Written instruction:
Count only the lines of the records that hold "Context", then give the number without any other words.

Data:
* * * *

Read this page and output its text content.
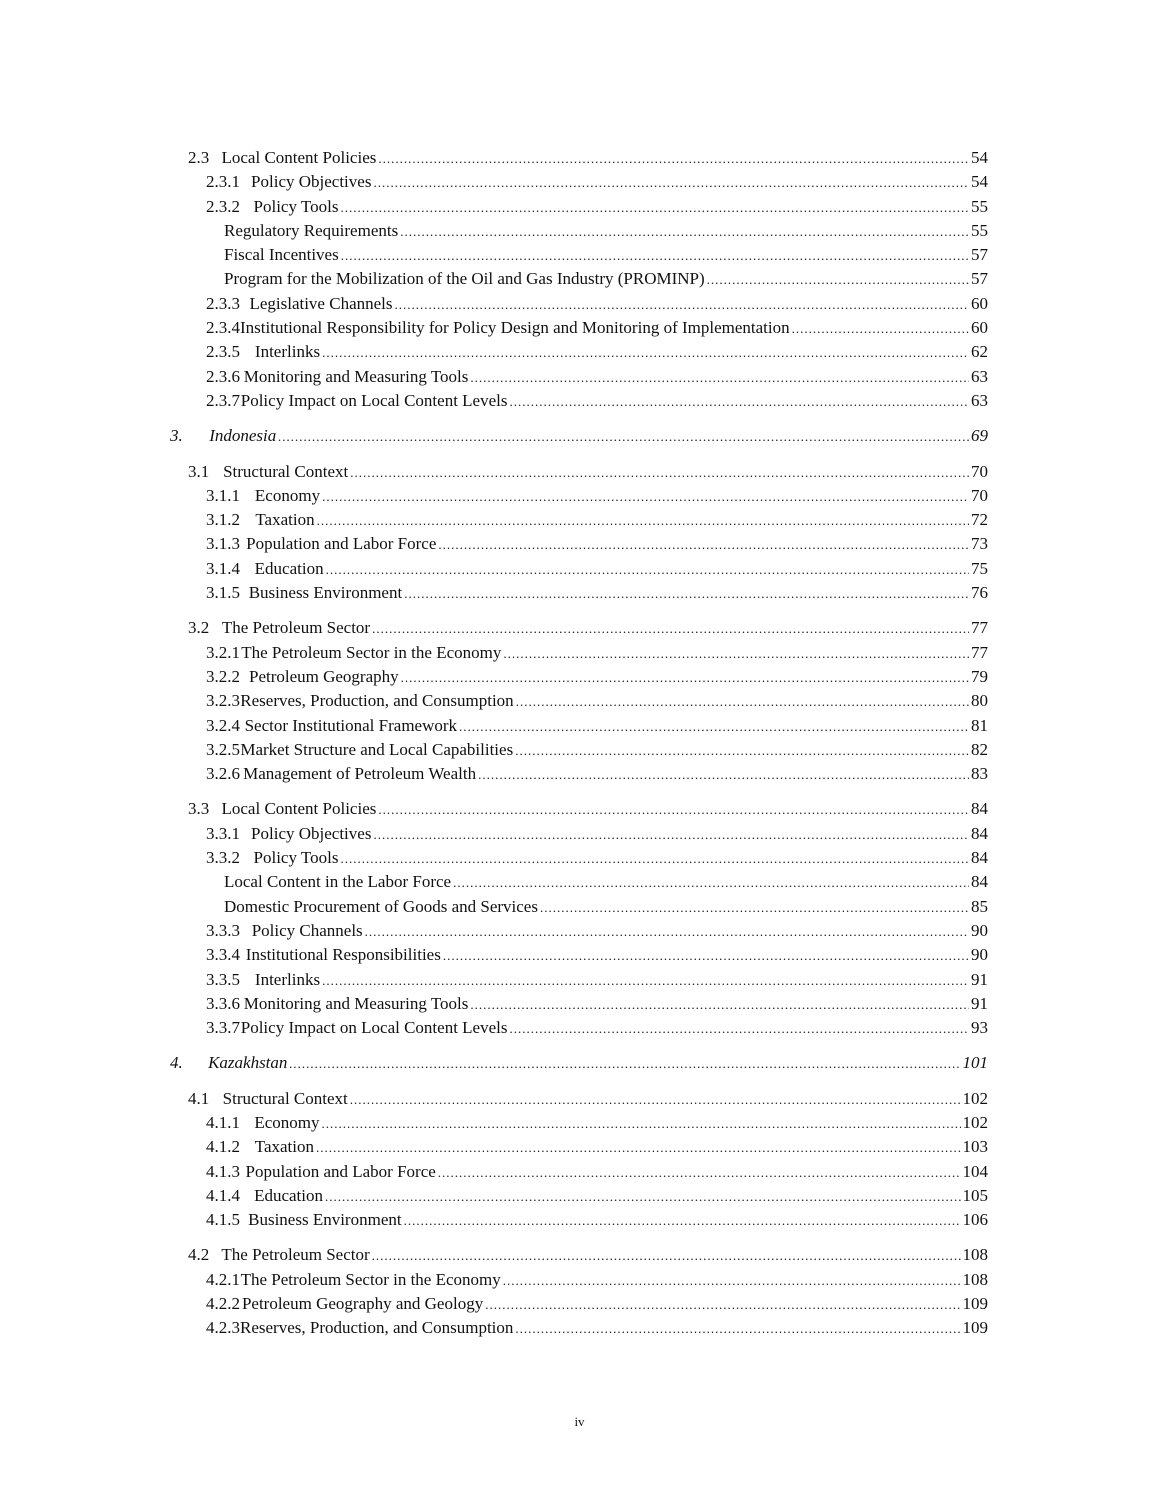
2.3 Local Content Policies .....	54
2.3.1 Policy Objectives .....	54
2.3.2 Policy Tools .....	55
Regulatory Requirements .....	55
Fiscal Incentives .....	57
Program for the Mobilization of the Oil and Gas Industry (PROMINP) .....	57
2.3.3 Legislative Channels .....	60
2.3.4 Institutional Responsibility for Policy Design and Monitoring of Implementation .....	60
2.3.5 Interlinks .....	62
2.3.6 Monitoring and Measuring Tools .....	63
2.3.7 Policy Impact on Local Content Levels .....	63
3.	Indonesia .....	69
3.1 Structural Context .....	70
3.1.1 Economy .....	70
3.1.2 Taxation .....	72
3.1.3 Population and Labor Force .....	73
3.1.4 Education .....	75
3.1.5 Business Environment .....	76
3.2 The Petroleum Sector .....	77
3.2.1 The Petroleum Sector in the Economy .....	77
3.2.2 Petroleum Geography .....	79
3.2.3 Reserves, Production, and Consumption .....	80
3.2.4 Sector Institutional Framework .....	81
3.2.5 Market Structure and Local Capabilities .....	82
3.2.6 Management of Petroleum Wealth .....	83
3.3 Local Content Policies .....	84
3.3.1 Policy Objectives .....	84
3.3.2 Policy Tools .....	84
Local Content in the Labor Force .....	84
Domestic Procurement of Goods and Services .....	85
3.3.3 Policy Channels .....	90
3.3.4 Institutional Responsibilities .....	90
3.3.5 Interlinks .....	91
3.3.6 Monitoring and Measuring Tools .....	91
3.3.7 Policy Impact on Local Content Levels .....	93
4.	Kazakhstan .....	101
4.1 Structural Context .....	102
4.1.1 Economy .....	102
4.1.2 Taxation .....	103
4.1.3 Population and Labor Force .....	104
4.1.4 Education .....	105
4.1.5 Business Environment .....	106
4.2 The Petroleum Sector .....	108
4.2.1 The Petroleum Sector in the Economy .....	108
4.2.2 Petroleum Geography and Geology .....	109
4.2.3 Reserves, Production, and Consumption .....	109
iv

* * * *

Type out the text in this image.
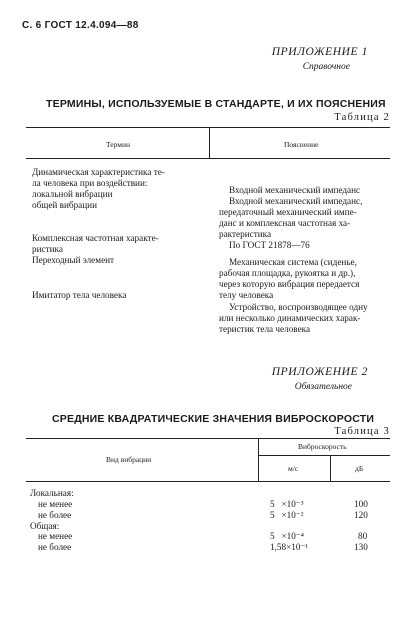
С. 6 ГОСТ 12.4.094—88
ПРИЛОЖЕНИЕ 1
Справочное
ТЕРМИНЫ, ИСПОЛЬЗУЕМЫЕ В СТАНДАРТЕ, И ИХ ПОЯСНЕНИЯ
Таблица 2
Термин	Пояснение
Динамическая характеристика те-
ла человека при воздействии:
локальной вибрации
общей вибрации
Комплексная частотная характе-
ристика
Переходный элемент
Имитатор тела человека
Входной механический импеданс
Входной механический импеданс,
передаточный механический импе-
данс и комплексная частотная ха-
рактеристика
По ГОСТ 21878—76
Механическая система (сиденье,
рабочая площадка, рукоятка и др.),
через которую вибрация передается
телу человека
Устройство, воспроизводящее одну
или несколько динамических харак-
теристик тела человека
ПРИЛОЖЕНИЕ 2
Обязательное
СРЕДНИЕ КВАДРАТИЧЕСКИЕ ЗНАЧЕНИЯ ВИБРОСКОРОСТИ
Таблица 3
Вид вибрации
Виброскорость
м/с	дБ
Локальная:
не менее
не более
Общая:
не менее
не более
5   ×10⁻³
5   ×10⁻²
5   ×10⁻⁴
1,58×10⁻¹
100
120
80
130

* * * *

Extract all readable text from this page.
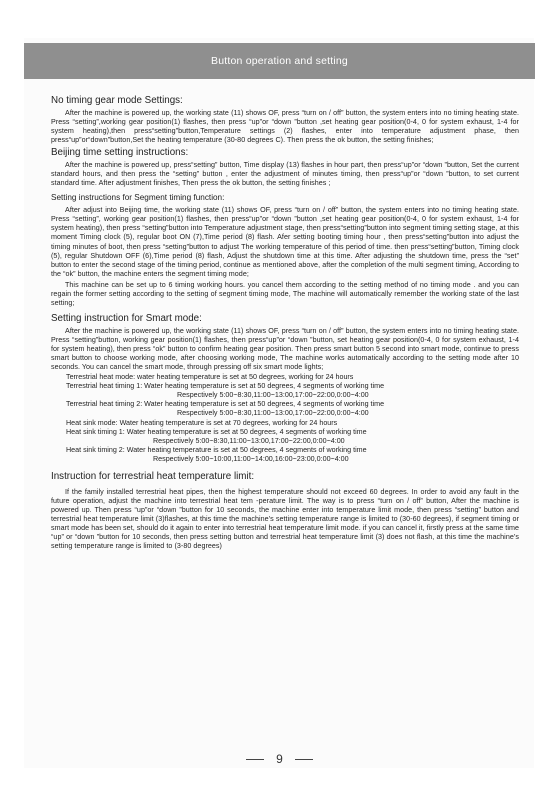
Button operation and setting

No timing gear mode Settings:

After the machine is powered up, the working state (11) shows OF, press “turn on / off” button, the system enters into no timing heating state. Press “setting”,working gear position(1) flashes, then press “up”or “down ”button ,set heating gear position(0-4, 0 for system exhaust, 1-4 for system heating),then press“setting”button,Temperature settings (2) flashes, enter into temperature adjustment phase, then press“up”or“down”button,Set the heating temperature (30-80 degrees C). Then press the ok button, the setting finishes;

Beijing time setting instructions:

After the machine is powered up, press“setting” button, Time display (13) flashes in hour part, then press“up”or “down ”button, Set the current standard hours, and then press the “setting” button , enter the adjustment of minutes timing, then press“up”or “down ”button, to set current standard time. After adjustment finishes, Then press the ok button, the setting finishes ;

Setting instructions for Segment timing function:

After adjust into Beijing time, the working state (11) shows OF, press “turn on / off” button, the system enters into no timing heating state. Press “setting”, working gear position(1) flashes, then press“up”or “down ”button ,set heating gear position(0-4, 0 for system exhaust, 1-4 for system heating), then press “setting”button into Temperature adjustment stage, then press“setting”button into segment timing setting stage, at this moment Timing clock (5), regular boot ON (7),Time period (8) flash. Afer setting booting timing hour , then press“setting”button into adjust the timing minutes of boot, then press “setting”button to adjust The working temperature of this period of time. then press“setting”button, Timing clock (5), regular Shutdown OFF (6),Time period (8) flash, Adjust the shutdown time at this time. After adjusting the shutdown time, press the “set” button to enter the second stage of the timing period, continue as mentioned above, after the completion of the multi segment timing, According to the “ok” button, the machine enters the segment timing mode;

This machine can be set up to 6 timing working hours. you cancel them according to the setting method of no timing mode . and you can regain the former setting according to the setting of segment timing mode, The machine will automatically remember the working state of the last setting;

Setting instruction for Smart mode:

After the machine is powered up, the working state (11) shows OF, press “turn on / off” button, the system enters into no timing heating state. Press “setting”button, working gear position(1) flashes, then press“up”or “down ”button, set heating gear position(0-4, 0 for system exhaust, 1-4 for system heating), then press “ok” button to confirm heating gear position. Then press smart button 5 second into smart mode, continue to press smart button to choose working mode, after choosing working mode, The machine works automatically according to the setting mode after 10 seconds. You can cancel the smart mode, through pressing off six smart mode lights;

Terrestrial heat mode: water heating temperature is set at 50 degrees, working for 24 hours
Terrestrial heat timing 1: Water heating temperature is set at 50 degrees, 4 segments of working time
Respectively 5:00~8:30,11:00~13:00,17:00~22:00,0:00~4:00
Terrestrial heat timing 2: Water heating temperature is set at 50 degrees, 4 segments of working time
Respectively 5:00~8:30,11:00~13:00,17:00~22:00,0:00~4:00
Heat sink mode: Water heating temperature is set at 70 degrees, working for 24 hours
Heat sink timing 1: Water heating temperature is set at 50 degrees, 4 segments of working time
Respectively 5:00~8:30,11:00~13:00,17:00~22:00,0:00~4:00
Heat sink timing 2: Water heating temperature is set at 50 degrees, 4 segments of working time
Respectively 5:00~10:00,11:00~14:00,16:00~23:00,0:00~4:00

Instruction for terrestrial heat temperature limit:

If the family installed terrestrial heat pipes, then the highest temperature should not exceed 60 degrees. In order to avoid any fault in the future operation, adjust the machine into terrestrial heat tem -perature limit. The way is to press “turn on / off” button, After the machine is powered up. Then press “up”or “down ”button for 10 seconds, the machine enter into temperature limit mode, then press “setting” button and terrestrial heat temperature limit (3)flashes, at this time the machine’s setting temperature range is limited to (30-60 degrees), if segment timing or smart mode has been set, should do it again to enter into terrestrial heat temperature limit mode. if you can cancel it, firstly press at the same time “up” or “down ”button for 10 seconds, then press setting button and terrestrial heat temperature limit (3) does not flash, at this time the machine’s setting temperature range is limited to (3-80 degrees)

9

* * * *

Output below:
2